▸ **Recorded data**:
==============================
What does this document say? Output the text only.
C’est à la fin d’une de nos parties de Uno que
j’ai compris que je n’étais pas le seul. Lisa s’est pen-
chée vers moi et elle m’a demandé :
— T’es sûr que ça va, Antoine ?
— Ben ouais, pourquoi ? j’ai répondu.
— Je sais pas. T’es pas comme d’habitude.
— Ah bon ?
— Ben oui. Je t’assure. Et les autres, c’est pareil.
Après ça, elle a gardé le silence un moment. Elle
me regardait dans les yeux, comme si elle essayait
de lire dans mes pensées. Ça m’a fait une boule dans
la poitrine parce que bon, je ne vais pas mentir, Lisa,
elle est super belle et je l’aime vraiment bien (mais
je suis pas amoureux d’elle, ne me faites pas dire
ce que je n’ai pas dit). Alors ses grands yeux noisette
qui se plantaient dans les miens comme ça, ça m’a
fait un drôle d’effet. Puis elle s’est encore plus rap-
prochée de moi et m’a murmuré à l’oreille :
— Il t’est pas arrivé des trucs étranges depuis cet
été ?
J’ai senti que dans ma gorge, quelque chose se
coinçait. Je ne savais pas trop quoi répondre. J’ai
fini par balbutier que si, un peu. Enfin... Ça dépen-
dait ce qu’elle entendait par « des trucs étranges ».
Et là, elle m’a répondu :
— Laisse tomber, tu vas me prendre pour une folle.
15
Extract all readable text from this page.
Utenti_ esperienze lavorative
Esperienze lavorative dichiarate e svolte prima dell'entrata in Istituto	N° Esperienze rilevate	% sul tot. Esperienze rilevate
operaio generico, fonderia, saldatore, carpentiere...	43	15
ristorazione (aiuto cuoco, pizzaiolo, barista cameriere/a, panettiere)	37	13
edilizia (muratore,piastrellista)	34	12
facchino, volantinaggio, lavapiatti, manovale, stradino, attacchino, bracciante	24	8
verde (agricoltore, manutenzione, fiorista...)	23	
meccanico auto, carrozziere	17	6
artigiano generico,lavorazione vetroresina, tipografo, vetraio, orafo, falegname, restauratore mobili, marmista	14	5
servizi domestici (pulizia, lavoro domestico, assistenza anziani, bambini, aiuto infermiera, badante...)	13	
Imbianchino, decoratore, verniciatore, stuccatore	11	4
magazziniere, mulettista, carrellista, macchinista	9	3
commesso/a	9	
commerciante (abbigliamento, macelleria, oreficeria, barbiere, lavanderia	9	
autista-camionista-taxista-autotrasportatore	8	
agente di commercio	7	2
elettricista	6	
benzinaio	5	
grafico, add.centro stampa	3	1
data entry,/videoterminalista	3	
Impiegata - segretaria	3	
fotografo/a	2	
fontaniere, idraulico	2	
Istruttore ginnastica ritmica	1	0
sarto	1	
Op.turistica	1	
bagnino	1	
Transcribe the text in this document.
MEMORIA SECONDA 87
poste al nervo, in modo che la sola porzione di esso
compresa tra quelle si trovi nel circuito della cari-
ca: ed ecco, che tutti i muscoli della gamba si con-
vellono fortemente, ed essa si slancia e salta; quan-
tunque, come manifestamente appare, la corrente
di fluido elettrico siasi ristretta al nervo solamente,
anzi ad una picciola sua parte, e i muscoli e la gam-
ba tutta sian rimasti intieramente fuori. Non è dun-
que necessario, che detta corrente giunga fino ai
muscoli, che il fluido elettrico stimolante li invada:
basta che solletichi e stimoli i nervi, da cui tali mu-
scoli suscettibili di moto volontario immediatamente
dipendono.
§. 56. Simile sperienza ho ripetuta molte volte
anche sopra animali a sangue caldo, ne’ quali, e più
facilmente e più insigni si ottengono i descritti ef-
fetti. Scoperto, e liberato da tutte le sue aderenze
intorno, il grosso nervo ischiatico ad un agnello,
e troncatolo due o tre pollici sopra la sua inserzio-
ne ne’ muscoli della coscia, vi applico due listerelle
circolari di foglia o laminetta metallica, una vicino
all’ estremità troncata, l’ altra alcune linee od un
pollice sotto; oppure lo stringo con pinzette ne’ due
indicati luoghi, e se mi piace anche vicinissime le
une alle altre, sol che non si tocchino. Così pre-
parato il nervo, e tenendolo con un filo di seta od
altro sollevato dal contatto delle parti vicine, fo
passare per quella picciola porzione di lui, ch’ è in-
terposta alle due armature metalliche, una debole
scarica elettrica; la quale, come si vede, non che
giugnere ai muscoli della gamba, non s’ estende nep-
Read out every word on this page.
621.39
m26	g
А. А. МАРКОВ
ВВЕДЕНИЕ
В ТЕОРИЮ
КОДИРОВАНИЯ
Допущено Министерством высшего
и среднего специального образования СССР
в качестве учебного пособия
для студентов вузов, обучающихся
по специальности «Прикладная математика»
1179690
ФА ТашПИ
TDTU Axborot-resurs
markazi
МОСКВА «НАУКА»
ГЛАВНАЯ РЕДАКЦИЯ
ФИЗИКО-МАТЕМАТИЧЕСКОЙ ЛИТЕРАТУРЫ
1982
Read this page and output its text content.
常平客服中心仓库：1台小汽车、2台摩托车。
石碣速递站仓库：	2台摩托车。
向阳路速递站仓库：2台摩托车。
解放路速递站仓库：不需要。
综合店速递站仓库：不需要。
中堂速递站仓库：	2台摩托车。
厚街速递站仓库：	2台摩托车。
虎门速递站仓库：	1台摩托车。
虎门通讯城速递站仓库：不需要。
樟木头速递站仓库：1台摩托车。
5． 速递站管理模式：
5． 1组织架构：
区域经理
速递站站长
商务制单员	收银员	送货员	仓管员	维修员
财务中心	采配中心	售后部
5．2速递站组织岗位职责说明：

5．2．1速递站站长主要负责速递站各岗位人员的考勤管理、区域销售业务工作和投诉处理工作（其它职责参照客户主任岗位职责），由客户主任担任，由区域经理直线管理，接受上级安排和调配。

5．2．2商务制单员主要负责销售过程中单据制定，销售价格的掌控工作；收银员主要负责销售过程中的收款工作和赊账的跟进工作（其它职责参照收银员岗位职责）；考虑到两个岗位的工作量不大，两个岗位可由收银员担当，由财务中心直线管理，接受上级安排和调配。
==============================
▸ **WRITTEN PROBLEM**: Copy out the data shown above without altering anything.

▸ **TASK RESULT**:
What does this document say? Output the text only.
C’est à la fin d’une de nos parties de Uno que
j’ai compris que je n’étais pas le seul. Lisa s’est pen-
chée vers moi et elle m’a demandé :
— T’es sûr que ça va, Antoine ?
— Ben ouais, pourquoi ? j’ai répondu.
— Je sais pas. T’es pas comme d’habitude.
— Ah bon ?
— Ben oui. Je t’assure. Et les autres, c’est pareil.
Après ça, elle a gardé le silence un moment. Elle
me regardait dans les yeux, comme si elle essayait
de lire dans mes pensées. Ça m’a fait une boule dans
la poitrine parce que bon, je ne vais pas mentir, Lisa,
elle est super belle et je l’aime vraiment bien (mais
je suis pas amoureux d’elle, ne me faites pas dire
ce que je n’ai pas dit). Alors ses grands yeux noisette
qui se plantaient dans les miens comme ça, ça m’a
fait un drôle d’effet. Puis elle s’est encore plus rap-
prochée de moi et m’a murmuré à l’oreille :
— Il t’est pas arrivé des trucs étranges depuis cet
été ?
J’ai senti que dans ma gorge, quelque chose se
coinçait. Je ne savais pas trop quoi répondre. J’ai
fini par balbutier que si, un peu. Enfin... Ça dépen-
dait ce qu’elle entendait par « des trucs étranges ».
Et là, elle m’a répondu :
— Laisse tomber, tu vas me prendre pour une folle.
15
Extract all readable text from this page.
Utenti_ esperienze lavorative
Esperienze lavorative dichiarate e svolte prima dell'entrata in Istituto	N° Esperienze rilevate	% sul tot. Esperienze rilevate
operaio generico, fonderia, saldatore, carpentiere...	43	15
ristorazione (aiuto cuoco, pizzaiolo, barista cameriere/a, panettiere)	37	13
edilizia (muratore,piastrellista)	34	12
facchino, volantinaggio, lavapiatti, manovale, stradino, attacchino, bracciante	24	8
verde (agricoltore, manutenzione, fiorista...)	23	
meccanico auto, carrozziere	17	6
artigiano generico,lavorazione vetroresina, tipografo, vetraio, orafo, falegname, restauratore mobili, marmista	14	5
servizi domestici (pulizia, lavoro domestico, assistenza anziani, bambini, aiuto infermiera, badante...)	13	
Imbianchino, decoratore, verniciatore, stuccatore	11	4
magazziniere, mulettista, carrellista, macchinista	9	3
commesso/a	9	
commerciante (abbigliamento, macelleria, oreficeria, barbiere, lavanderia	9	
autista-camionista-taxista-autotrasportatore	8	
agente di commercio	7	2
elettricista	6	
benzinaio	5	
grafico, add.centro stampa	3	1
data entry,/videoterminalista	3	
Impiegata - segretaria	3	
fotografo/a	2	
fontaniere, idraulico	2	
Istruttore ginnastica ritmica	1	0
sarto	1	
Op.turistica	1	
bagnino	1	
Transcribe the text in this document.
MEMORIA SECONDA 87
poste al nervo, in modo che la sola porzione di esso
compresa tra quelle si trovi nel circuito della cari-
ca: ed ecco, che tutti i muscoli della gamba si con-
vellono fortemente, ed essa si slancia e salta; quan-
tunque, come manifestamente appare, la corrente
di fluido elettrico siasi ristretta al nervo solamente,
anzi ad una picciola sua parte, e i muscoli e la gam-
ba tutta sian rimasti intieramente fuori. Non è dun-
que necessario, che detta corrente giunga fino ai
muscoli, che il fluido elettrico stimolante li invada:
basta che solletichi e stimoli i nervi, da cui tali mu-
scoli suscettibili di moto volontario immediatamente
dipendono.
§. 56. Simile sperienza ho ripetuta molte volte
anche sopra animali a sangue caldo, ne’ quali, e più
facilmente e più insigni si ottengono i descritti ef-
fetti. Scoperto, e liberato da tutte le sue aderenze
intorno, il grosso nervo ischiatico ad un agnello,
e troncatolo due o tre pollici sopra la sua inserzio-
ne ne’ muscoli della coscia, vi applico due listerelle
circolari di foglia o laminetta metallica, una vicino
all’ estremità troncata, l’ altra alcune linee od un
pollice sotto; oppure lo stringo con pinzette ne’ due
indicati luoghi, e se mi piace anche vicinissime le
une alle altre, sol che non si tocchino. Così pre-
parato il nervo, e tenendolo con un filo di seta od
altro sollevato dal contatto delle parti vicine, fo
passare per quella picciola porzione di lui, ch’ è in-
terposta alle due armature metalliche, una debole
scarica elettrica; la quale, come si vede, non che
giugnere ai muscoli della gamba, non s’ estende nep-
Read out every word on this page.
621.39
m26	g
А. А. МАРКОВ
ВВЕДЕНИЕ
В ТЕОРИЮ
КОДИРОВАНИЯ
Допущено Министерством высшего
и среднего специального образования СССР
в качестве учебного пособия
для студентов вузов, обучающихся
по специальности «Прикладная математика»
1179690
ФА ТашПИ
TDTU Axborot-resurs
markazi
МОСКВА «НАУКА»
ГЛАВНАЯ РЕДАКЦИЯ
ФИЗИКО-МАТЕМАТИЧЕСКОЙ ЛИТЕРАТУРЫ
1982
Read this page and output its text content.
常平客服中心仓库：1台小汽车、2台摩托车。
石碣速递站仓库：	2台摩托车。
向阳路速递站仓库：2台摩托车。
解放路速递站仓库：不需要。
综合店速递站仓库：不需要。
中堂速递站仓库：	2台摩托车。
厚街速递站仓库：	2台摩托车。
虎门速递站仓库：	1台摩托车。
虎门通讯城速递站仓库：不需要。
樟木头速递站仓库：1台摩托车。
5． 速递站管理模式：
5． 1组织架构：
区域经理
速递站站长
商务制单员	收银员	送货员	仓管员	维修员
财务中心	采配中心	售后部
5．2速递站组织岗位职责说明：

5．2．1速递站站长主要负责速递站各岗位人员的考勤管理、区域销售业务工作和投诉处理工作（其它职责参照客户主任岗位职责），由客户主任担任，由区域经理直线管理，接受上级安排和调配。

5．2．2商务制单员主要负责销售过程中单据制定，销售价格的掌控工作；收银员主要负责销售过程中的收款工作和赊账的跟进工作（其它职责参照收银员岗位职责）；考虑到两个岗位的工作量不大，两个岗位可由收银员担当，由财务中心直线管理，接受上级安排和调配。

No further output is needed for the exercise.